EXERCISE DESCRIPTION
In full and without alteration, give the listing again.

SUPPLIED INFORMATION
________________________________________
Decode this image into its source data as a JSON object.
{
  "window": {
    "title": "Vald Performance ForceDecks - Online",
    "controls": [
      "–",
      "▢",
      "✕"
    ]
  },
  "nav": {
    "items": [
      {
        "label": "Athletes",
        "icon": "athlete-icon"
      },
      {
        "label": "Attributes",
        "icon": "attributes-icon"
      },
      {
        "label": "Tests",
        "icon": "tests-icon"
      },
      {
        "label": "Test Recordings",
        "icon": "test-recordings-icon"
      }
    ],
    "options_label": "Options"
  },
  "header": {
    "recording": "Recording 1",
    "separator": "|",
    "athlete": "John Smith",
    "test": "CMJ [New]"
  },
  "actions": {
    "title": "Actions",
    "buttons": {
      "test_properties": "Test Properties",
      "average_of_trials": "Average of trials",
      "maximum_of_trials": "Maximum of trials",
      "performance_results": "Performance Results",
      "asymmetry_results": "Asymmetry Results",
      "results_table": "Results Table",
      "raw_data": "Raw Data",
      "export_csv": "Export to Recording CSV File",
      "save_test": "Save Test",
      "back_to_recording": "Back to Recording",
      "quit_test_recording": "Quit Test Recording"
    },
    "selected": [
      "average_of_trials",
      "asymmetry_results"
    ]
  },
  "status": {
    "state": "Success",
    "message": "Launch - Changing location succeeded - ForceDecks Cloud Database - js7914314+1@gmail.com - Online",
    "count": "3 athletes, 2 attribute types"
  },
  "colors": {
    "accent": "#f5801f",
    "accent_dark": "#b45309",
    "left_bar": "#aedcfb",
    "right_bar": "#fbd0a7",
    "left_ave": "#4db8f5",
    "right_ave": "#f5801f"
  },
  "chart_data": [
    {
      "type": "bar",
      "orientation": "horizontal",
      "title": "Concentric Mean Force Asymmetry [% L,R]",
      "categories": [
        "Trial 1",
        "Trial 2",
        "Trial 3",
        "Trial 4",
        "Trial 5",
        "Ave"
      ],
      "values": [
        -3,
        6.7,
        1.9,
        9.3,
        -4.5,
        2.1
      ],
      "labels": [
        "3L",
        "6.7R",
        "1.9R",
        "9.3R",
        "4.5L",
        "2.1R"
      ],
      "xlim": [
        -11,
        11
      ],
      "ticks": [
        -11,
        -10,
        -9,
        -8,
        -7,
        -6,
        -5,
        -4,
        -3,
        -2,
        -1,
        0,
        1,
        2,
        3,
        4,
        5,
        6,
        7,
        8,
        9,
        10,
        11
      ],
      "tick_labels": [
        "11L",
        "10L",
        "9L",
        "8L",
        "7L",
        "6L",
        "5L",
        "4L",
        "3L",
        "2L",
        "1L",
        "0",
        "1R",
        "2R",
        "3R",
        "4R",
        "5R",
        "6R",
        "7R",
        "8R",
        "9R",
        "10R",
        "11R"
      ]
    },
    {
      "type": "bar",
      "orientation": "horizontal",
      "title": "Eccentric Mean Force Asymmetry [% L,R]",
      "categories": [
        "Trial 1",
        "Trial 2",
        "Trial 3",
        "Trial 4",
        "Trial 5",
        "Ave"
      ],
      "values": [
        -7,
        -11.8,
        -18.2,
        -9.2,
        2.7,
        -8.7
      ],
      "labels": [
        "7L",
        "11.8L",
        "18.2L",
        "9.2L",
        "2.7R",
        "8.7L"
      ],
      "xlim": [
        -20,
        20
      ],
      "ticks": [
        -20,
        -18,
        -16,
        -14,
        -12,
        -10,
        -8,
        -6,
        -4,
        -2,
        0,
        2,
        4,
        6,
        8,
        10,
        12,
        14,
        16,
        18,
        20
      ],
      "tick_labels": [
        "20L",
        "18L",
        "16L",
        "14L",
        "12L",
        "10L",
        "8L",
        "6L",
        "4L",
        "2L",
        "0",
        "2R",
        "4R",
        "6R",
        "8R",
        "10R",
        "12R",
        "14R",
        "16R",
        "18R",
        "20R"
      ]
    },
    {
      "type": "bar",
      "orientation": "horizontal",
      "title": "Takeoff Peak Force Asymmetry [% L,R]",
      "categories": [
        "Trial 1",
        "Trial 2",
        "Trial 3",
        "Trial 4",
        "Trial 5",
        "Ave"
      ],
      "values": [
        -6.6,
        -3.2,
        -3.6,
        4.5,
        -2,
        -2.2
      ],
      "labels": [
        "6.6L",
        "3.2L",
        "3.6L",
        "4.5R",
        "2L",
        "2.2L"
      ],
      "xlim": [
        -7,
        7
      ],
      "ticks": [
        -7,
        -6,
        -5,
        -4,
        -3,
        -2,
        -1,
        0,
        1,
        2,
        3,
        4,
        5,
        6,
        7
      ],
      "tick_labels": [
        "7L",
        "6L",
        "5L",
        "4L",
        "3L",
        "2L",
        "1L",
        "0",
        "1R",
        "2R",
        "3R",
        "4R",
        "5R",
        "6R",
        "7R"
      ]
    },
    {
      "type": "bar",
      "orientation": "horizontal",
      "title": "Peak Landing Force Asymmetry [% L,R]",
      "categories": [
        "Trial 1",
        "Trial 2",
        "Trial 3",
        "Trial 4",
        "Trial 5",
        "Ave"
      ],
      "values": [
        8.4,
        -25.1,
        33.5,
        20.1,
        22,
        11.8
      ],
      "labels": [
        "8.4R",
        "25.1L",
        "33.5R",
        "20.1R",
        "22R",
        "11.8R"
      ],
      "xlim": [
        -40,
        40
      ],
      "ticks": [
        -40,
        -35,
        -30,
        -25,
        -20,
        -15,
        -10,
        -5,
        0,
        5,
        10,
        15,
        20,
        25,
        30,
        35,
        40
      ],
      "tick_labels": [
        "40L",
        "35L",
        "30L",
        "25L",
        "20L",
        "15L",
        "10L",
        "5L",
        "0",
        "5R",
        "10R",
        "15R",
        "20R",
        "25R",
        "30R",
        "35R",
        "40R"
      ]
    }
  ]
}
________________________________________
EXERCISE SOLUTION
Decode this image into its source data as a JSON object.
{
  "window": {
    "title": "Vald Performance ForceDecks - Online",
    "controls": [
      "–",
      "▢",
      "✕"
    ]
  },
  "nav": {
    "items": [
      {
        "label": "Athletes",
        "icon": "athlete-icon"
      },
      {
        "label": "Attributes",
        "icon": "attributes-icon"
      },
      {
        "label": "Tests",
        "icon": "tests-icon"
      },
      {
        "label": "Test Recordings",
        "icon": "test-recordings-icon"
      }
    ],
    "options_label": "Options"
  },
  "header": {
    "recording": "Recording 1",
    "separator": "|",
    "athlete": "John Smith",
    "test": "CMJ [New]"
  },
  "actions": {
    "title": "Actions",
    "buttons": {
      "test_properties": "Test Properties",
      "average_of_trials": "Average of trials",
      "maximum_of_trials": "Maximum of trials",
      "performance_results": "Performance Results",
      "asymmetry_results": "Asymmetry Results",
      "results_table": "Results Table",
      "raw_data": "Raw Data",
      "export_csv": "Export to Recording CSV File",
      "save_test": "Save Test",
      "back_to_recording": "Back to Recording",
      "quit_test_recording": "Quit Test Recording"
    },
    "selected": [
      "average_of_trials",
      "asymmetry_results"
    ]
  },
  "status": {
    "state": "Success",
    "message": "Launch - Changing location succeeded - ForceDecks Cloud Database - js7914314+1@gmail.com - Online",
    "count": "3 athletes, 2 attribute types"
  },
  "colors": {
    "accent": "#f5801f",
    "accent_dark": "#b45309",
    "left_bar": "#aedcfb",
    "right_bar": "#fbd0a7",
    "left_ave": "#4db8f5",
    "right_ave": "#f5801f"
  },
  "chart_data": [
    {
      "type": "bar",
      "orientation": "horizontal",
      "title": "Concentric Mean Force Asymmetry [% L,R]",
      "categories": [
        "Trial 1",
        "Trial 2",
        "Trial 3",
        "Trial 4",
        "Trial 5",
        "Ave"
      ],
      "values": [
        -3,
        6.7,
        1.9,
        9.3,
        -4.5,
        2.1
      ],
      "labels": [
        "3L",
        "6.7R",
        "1.9R",
        "9.3R",
        "4.5L",
        "2.1R"
      ],
      "xlim": [
        -11,
        11
      ],
      "ticks": [
        -11,
        -10,
        -9,
        -8,
        -7,
        -6,
        -5,
        -4,
        -3,
        -2,
        -1,
        0,
        1,
        2,
        3,
        4,
        5,
        6,
        7,
        8,
        9,
        10,
        11
      ],
      "tick_labels": [
        "11L",
        "10L",
        "9L",
        "8L",
        "7L",
        "6L",
        "5L",
        "4L",
        "3L",
        "2L",
        "1L",
        "0",
        "1R",
        "2R",
        "3R",
        "4R",
        "5R",
        "6R",
        "7R",
        "8R",
        "9R",
        "10R",
        "11R"
      ]
    },
    {
      "type": "bar",
      "orientation": "horizontal",
      "title": "Eccentric Mean Force Asymmetry [% L,R]",
      "categories": [
        "Trial 1",
        "Trial 2",
        "Trial 3",
        "Trial 4",
        "Trial 5",
        "Ave"
      ],
      "values": [
        -7,
        -11.8,
        -18.2,
        -9.2,
        2.7,
        -8.7
      ],
      "labels": [
        "7L",
        "11.8L",
        "18.2L",
        "9.2L",
        "2.7R",
        "8.7L"
      ],
      "xlim": [
        -20,
        20
      ],
      "ticks": [
        -20,
        -18,
        -16,
        -14,
        -12,
        -10,
        -8,
        -6,
        -4,
        -2,
        0,
        2,
        4,
        6,
        8,
        10,
        12,
        14,
        16,
        18,
        20
      ],
      "tick_labels": [
        "20L",
        "18L",
        "16L",
        "14L",
        "12L",
        "10L",
        "8L",
        "6L",
        "4L",
        "2L",
        "0",
        "2R",
        "4R",
        "6R",
        "8R",
        "10R",
        "12R",
        "14R",
        "16R",
        "18R",
        "20R"
      ]
    },
    {
      "type": "bar",
      "orientation": "horizontal",
      "title": "Takeoff Peak Force Asymmetry [% L,R]",
      "categories": [
        "Trial 1",
        "Trial 2",
        "Trial 3",
        "Trial 4",
        "Trial 5",
        "Ave"
      ],
      "values": [
        -6.6,
        -3.2,
        -3.6,
        4.5,
        -2,
        -2.2
      ],
      "labels": [
        "6.6L",
        "3.2L",
        "3.6L",
        "4.5R",
        "2L",
        "2.2L"
      ],
      "xlim": [
        -7,
        7
      ],
      "ticks": [
        -7,
        -6,
        -5,
        -4,
        -3,
        -2,
        -1,
        0,
        1,
        2,
        3,
        4,
        5,
        6,
        7
      ],
      "tick_labels": [
        "7L",
        "6L",
        "5L",
        "4L",
        "3L",
        "2L",
        "1L",
        "0",
        "1R",
        "2R",
        "3R",
        "4R",
        "5R",
        "6R",
        "7R"
      ]
    },
    {
      "type": "bar",
      "orientation": "horizontal",
      "title": "Peak Landing Force Asymmetry [% L,R]",
      "categories": [
        "Trial 1",
        "Trial 2",
        "Trial 3",
        "Trial 4",
        "Trial 5",
        "Ave"
      ],
      "values": [
        8.4,
        -25.1,
        33.5,
        20.1,
        22,
        11.8
      ],
      "labels": [
        "8.4R",
        "25.1L",
        "33.5R",
        "20.1R",
        "22R",
        "11.8R"
      ],
      "xlim": [
        -40,
        40
      ],
      "ticks": [
        -40,
        -35,
        -30,
        -25,
        -20,
        -15,
        -10,
        -5,
        0,
        5,
        10,
        15,
        20,
        25,
        30,
        35,
        40
      ],
      "tick_labels": [
        "40L",
        "35L",
        "30L",
        "25L",
        "20L",
        "15L",
        "10L",
        "5L",
        "0",
        "5R",
        "10R",
        "15R",
        "20R",
        "25R",
        "30R",
        "35R",
        "40R"
      ]
    }
  ]
}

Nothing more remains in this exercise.